▶ [WHAT TO DO]: Give an exact copy of every line, leaving images out.

*** EXERCISE INPUTS

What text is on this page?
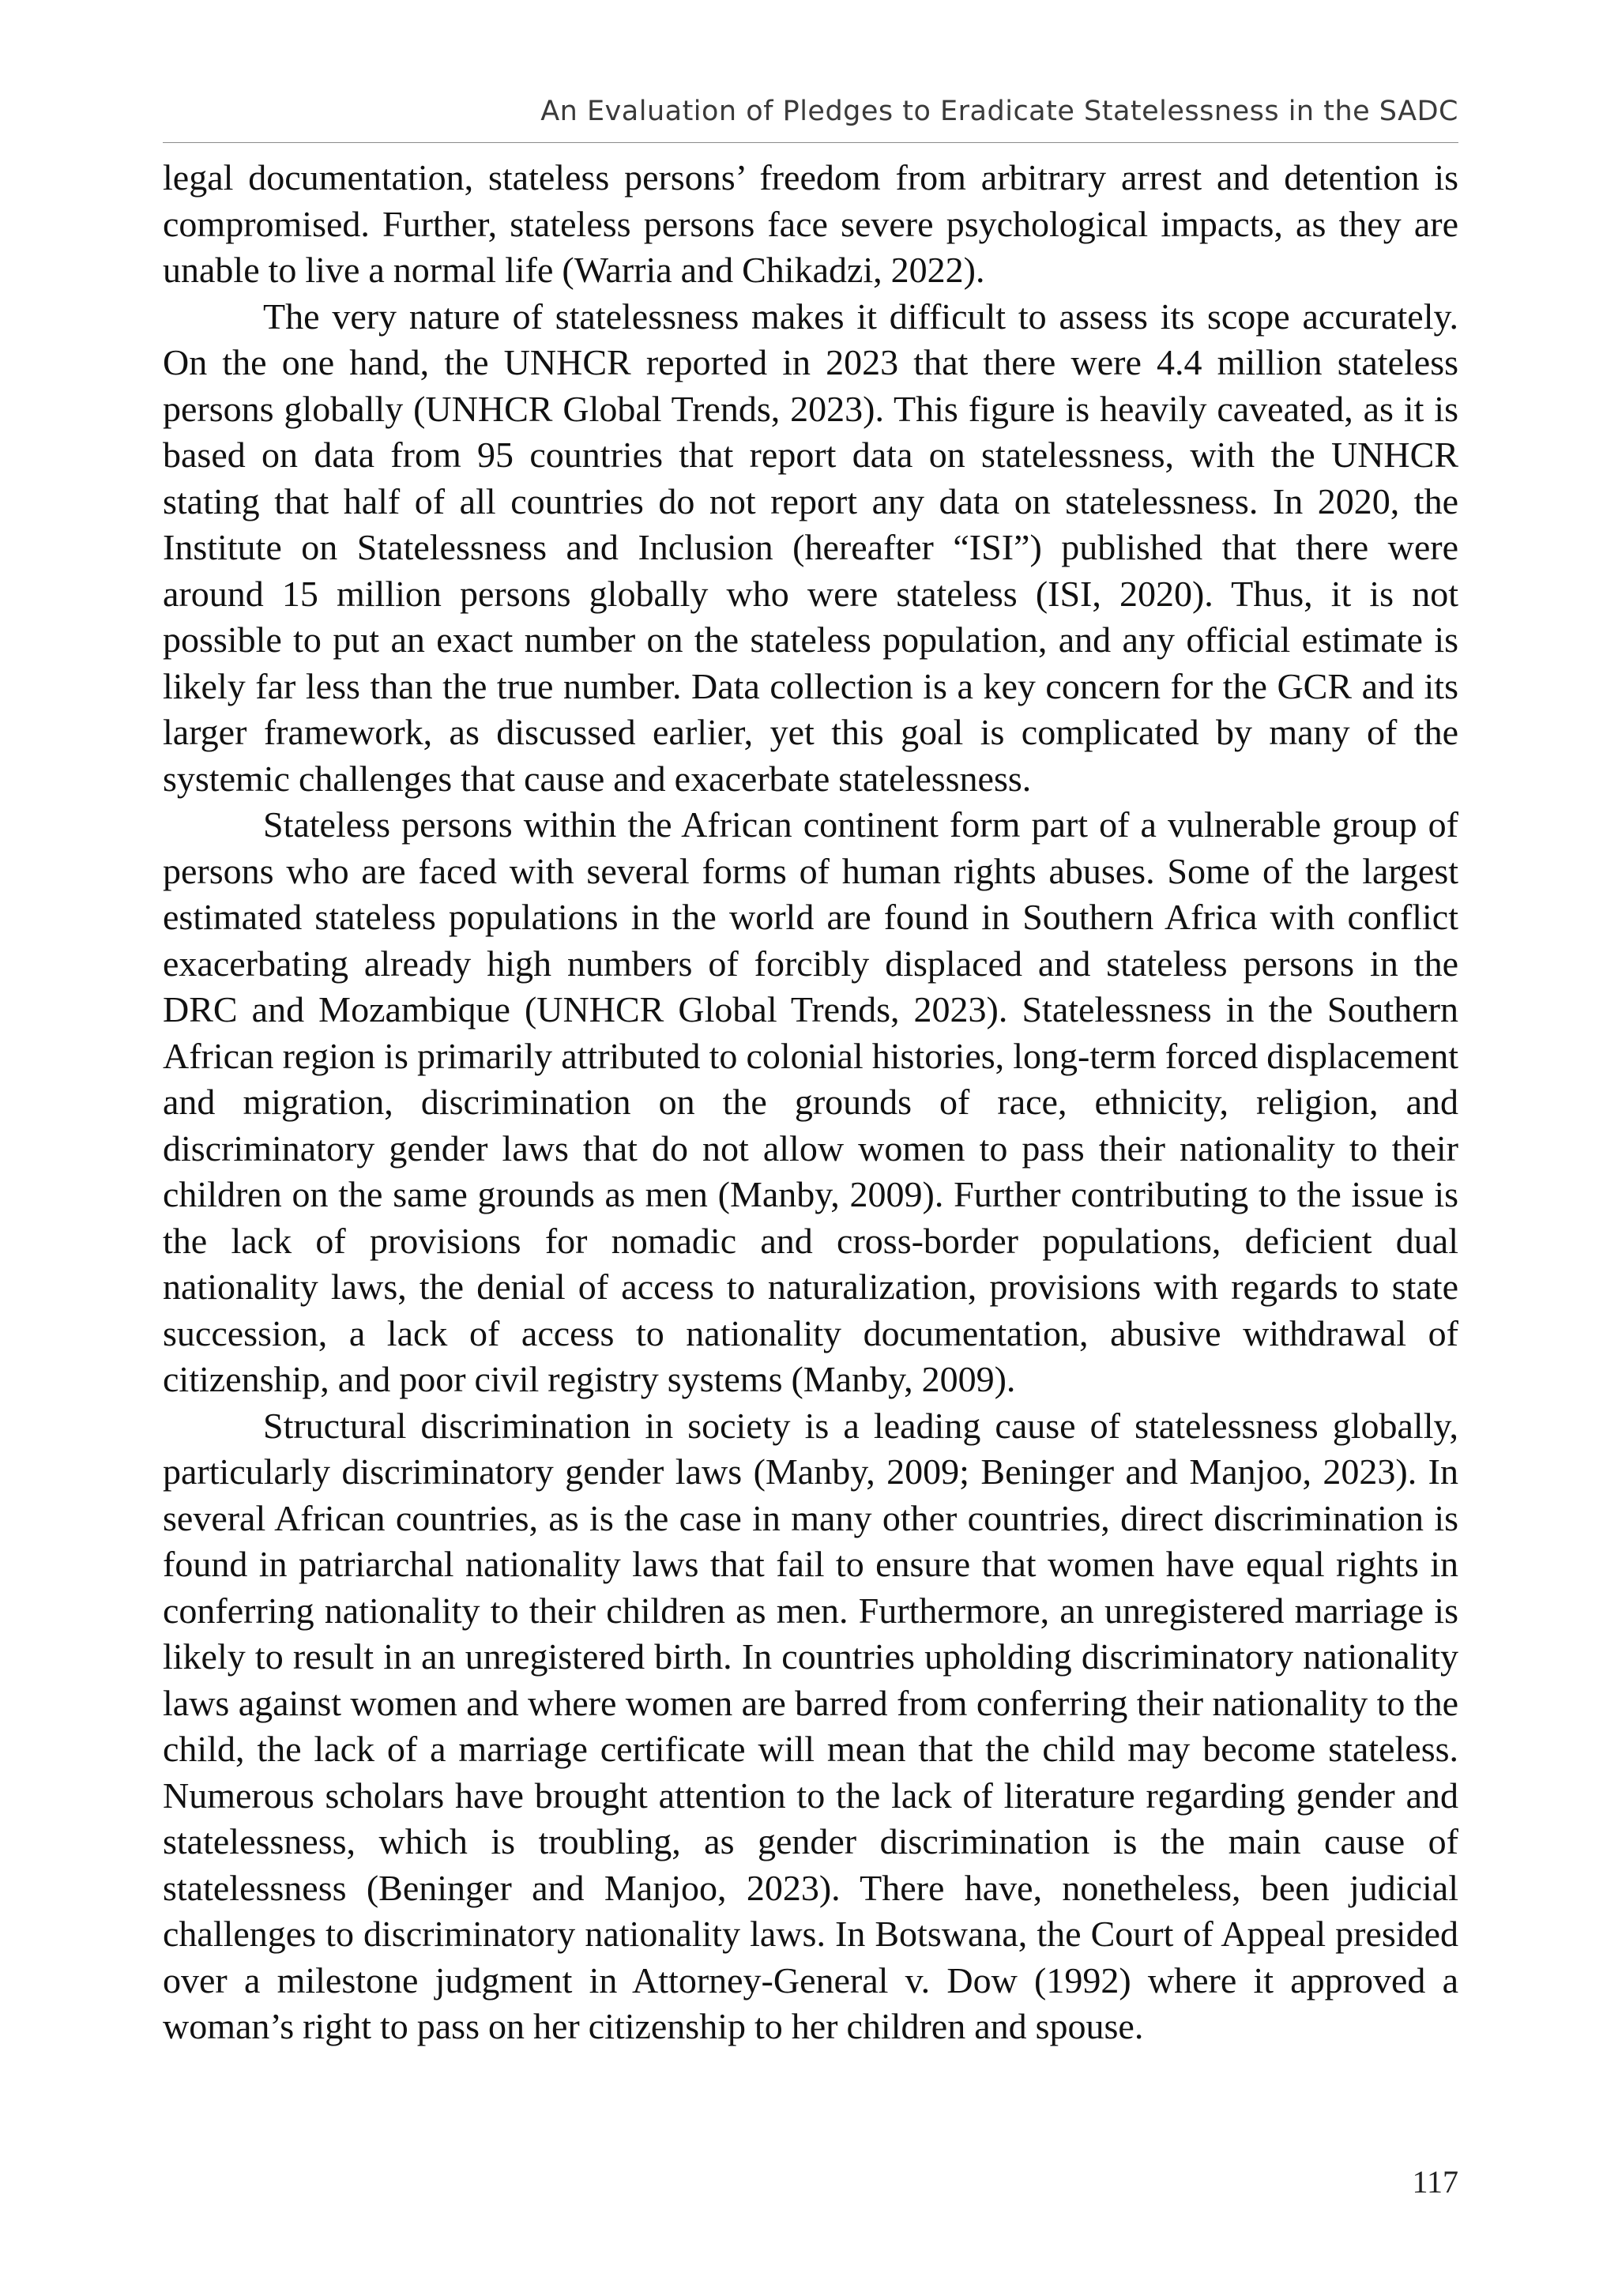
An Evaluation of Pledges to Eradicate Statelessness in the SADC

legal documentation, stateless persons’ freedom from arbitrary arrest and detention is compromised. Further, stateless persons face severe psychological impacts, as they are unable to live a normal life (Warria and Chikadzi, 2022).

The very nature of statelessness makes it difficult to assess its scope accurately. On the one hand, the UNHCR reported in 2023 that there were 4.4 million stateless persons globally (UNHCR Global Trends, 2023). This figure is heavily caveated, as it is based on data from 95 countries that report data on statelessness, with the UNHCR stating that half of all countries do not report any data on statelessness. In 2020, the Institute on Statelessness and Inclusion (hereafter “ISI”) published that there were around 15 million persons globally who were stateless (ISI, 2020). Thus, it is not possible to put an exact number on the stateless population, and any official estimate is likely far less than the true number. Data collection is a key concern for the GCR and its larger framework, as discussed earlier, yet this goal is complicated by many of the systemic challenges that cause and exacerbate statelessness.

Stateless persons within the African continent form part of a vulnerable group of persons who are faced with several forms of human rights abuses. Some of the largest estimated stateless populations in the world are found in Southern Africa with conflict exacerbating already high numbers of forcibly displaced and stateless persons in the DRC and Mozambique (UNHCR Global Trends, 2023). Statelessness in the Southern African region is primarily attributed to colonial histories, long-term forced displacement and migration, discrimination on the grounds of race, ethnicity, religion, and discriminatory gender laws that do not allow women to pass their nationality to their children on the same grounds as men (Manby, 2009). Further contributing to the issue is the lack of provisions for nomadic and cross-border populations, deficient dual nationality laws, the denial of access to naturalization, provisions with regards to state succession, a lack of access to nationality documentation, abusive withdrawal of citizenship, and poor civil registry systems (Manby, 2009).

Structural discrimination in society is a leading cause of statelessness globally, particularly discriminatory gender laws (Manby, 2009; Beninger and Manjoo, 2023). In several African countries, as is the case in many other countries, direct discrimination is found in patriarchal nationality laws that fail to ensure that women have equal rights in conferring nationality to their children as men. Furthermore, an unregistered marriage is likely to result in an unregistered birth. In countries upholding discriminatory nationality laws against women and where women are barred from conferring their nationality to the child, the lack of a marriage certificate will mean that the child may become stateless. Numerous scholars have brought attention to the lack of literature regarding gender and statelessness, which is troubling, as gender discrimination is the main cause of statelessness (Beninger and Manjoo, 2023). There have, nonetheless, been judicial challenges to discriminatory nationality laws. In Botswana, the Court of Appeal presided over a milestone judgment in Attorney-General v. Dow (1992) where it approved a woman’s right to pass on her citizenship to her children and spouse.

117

******

▶ [RESULT OF THIS EXERCISE]:
What text is on this page?
An Evaluation of Pledges to Eradicate Statelessness in the SADC

legal documentation, stateless persons’ freedom from arbitrary arrest and detention is compromised. Further, stateless persons face severe psychological impacts, as they are unable to live a normal life (Warria and Chikadzi, 2022).

The very nature of statelessness makes it difficult to assess its scope accurately. On the one hand, the UNHCR reported in 2023 that there were 4.4 million stateless persons globally (UNHCR Global Trends, 2023). This figure is heavily caveated, as it is based on data from 95 countries that report data on statelessness, with the UNHCR stating that half of all countries do not report any data on statelessness. In 2020, the Institute on Statelessness and Inclusion (hereafter “ISI”) published that there were around 15 million persons globally who were stateless (ISI, 2020). Thus, it is not possible to put an exact number on the stateless population, and any official estimate is likely far less than the true number. Data collection is a key concern for the GCR and its larger framework, as discussed earlier, yet this goal is complicated by many of the systemic challenges that cause and exacerbate statelessness.

Stateless persons within the African continent form part of a vulnerable group of persons who are faced with several forms of human rights abuses. Some of the largest estimated stateless populations in the world are found in Southern Africa with conflict exacerbating already high numbers of forcibly displaced and stateless persons in the DRC and Mozambique (UNHCR Global Trends, 2023). Statelessness in the Southern African region is primarily attributed to colonial histories, long-term forced displacement and migration, discrimination on the grounds of race, ethnicity, religion, and discriminatory gender laws that do not allow women to pass their nationality to their children on the same grounds as men (Manby, 2009). Further contributing to the issue is the lack of provisions for nomadic and cross-border populations, deficient dual nationality laws, the denial of access to naturalization, provisions with regards to state succession, a lack of access to nationality documentation, abusive withdrawal of citizenship, and poor civil registry systems (Manby, 2009).

Structural discrimination in society is a leading cause of statelessness globally, particularly discriminatory gender laws (Manby, 2009; Beninger and Manjoo, 2023). In several African countries, as is the case in many other countries, direct discrimination is found in patriarchal nationality laws that fail to ensure that women have equal rights in conferring nationality to their children as men. Furthermore, an unregistered marriage is likely to result in an unregistered birth. In countries upholding discriminatory nationality laws against women and where women are barred from conferring their nationality to the child, the lack of a marriage certificate will mean that the child may become stateless. Numerous scholars have brought attention to the lack of literature regarding gender and statelessness, which is troubling, as gender discrimination is the main cause of statelessness (Beninger and Manjoo, 2023). There have, nonetheless, been judicial challenges to discriminatory nationality laws. In Botswana, the Court of Appeal presided over a milestone judgment in Attorney-General v. Dow (1992) where it approved a woman’s right to pass on her citizenship to her children and spouse.

117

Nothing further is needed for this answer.